Look through the data and write out every line with the word "heading" in it.

Dataset items:
* * *
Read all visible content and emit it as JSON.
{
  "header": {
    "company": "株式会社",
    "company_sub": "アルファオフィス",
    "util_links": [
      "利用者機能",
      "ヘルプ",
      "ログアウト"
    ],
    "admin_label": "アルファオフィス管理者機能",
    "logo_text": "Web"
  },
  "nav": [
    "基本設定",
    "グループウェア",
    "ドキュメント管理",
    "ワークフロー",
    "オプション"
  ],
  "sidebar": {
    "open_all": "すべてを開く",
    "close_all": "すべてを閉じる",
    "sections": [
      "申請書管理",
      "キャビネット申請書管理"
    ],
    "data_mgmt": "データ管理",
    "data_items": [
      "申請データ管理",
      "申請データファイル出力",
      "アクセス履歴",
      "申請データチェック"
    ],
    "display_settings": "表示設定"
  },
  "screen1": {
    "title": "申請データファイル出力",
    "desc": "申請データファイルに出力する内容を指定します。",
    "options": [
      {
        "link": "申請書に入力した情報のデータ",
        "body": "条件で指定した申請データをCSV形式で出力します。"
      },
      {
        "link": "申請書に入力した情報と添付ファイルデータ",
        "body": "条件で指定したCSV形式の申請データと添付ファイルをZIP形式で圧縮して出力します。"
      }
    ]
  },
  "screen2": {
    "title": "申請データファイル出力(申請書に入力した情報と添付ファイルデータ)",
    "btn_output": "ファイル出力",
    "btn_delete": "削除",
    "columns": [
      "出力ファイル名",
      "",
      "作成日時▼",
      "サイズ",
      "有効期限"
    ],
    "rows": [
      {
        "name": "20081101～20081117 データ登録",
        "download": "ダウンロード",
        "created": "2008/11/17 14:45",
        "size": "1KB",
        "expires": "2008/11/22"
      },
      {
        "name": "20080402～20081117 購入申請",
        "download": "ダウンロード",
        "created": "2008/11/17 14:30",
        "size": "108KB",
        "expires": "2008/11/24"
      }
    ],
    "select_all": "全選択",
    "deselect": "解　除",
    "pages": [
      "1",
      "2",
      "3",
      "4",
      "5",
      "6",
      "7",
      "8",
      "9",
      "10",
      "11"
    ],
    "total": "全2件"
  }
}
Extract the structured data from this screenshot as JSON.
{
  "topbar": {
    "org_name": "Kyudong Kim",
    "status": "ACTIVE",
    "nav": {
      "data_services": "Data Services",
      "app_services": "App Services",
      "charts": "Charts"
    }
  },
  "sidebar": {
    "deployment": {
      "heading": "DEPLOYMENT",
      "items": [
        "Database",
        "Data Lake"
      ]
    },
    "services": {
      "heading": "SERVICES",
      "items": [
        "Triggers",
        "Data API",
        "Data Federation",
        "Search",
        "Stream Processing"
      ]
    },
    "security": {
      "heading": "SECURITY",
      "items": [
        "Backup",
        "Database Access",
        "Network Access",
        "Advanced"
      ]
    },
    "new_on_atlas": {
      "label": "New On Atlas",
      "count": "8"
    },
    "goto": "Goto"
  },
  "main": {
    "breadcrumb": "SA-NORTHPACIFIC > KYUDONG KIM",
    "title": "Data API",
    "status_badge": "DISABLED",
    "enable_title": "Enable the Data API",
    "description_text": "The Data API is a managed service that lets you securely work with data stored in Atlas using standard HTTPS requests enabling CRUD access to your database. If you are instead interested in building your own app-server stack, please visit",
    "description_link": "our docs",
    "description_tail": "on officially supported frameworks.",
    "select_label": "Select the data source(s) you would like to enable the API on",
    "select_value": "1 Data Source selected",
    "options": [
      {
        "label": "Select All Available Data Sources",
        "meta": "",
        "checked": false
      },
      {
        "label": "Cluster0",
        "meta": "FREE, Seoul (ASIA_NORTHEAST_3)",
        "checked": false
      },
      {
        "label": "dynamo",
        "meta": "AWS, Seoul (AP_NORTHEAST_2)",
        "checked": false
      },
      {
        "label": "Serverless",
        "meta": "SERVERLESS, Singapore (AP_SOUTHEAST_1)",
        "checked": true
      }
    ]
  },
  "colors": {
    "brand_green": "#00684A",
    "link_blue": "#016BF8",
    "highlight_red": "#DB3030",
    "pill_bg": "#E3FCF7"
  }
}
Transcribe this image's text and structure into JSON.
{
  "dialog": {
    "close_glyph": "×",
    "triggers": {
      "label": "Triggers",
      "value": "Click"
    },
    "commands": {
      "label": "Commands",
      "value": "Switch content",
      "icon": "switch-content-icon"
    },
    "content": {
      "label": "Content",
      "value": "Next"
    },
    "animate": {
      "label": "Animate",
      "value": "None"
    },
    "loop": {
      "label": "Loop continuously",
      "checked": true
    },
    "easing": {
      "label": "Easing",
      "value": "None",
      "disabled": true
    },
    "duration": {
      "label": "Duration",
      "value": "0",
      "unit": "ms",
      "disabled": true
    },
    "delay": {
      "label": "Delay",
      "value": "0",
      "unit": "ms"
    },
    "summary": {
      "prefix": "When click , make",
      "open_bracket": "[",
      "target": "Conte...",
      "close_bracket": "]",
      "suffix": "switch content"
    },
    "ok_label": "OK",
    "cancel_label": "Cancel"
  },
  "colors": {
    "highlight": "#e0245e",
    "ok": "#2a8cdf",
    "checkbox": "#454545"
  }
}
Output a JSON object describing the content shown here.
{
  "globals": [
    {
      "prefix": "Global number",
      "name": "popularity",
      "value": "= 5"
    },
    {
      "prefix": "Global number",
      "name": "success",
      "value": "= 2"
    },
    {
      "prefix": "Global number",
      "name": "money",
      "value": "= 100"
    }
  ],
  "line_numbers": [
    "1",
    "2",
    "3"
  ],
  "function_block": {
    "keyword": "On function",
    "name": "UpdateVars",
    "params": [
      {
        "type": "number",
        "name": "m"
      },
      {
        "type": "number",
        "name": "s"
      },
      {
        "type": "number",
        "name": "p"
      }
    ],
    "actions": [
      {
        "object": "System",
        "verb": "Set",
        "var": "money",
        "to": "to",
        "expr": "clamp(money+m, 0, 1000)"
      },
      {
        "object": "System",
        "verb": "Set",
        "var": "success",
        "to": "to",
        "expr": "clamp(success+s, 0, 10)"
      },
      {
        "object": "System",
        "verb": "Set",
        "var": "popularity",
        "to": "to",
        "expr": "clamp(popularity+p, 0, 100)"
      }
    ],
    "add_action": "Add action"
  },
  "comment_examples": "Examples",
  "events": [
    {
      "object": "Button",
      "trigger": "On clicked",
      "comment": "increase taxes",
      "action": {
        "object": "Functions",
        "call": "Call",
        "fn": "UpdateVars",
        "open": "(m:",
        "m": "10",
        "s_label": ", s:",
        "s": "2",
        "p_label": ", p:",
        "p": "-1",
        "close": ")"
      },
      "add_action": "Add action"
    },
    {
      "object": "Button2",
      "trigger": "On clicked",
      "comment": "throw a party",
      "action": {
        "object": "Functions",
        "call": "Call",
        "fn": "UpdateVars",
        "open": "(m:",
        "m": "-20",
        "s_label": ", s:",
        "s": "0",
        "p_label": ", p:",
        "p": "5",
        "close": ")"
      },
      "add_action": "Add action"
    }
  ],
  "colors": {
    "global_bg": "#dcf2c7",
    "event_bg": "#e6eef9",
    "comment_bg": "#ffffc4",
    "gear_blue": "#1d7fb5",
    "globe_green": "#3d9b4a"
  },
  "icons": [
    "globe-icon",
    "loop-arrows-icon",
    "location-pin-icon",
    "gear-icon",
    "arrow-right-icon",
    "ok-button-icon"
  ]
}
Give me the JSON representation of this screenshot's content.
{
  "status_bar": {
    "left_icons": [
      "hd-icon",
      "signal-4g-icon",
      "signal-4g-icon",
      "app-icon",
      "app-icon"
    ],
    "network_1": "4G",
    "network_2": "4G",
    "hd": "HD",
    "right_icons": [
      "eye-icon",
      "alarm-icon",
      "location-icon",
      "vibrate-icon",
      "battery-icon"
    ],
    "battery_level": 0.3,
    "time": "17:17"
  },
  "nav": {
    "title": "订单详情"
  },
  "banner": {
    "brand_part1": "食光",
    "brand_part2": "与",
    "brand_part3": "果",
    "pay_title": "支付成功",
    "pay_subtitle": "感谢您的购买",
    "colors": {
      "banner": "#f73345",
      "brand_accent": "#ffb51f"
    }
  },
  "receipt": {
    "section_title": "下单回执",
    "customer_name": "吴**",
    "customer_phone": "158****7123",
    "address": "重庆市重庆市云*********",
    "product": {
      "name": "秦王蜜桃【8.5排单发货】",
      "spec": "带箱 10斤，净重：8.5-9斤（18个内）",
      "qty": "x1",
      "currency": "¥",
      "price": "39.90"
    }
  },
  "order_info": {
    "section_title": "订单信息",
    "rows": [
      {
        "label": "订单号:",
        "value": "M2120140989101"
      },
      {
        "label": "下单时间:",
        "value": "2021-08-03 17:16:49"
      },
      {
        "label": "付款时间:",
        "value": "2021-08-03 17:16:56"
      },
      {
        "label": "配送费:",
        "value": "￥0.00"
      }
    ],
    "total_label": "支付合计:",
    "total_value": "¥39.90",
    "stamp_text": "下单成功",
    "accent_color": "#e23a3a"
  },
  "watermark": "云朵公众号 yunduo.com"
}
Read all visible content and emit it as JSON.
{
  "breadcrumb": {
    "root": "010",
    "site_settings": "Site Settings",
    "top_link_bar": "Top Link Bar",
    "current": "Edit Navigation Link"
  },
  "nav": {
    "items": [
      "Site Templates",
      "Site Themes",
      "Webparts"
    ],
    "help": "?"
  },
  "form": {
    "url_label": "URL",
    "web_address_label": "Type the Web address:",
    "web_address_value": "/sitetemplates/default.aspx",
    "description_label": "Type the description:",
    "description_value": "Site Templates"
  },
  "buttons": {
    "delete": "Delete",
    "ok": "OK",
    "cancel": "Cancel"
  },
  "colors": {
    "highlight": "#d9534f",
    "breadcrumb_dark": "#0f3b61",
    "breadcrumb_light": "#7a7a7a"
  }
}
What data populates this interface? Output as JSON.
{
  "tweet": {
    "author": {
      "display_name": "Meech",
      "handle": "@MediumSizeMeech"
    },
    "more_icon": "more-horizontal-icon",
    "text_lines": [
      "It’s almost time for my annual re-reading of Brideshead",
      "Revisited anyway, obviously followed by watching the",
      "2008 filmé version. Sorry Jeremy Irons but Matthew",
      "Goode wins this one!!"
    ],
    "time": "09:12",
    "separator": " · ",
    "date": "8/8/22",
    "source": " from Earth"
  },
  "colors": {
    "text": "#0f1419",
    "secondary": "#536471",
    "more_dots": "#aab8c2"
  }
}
* * *
**Exercise response**
      "heading": "DEPLOYMENT",
      "heading": "SERVICES",
      "heading": "SECURITY",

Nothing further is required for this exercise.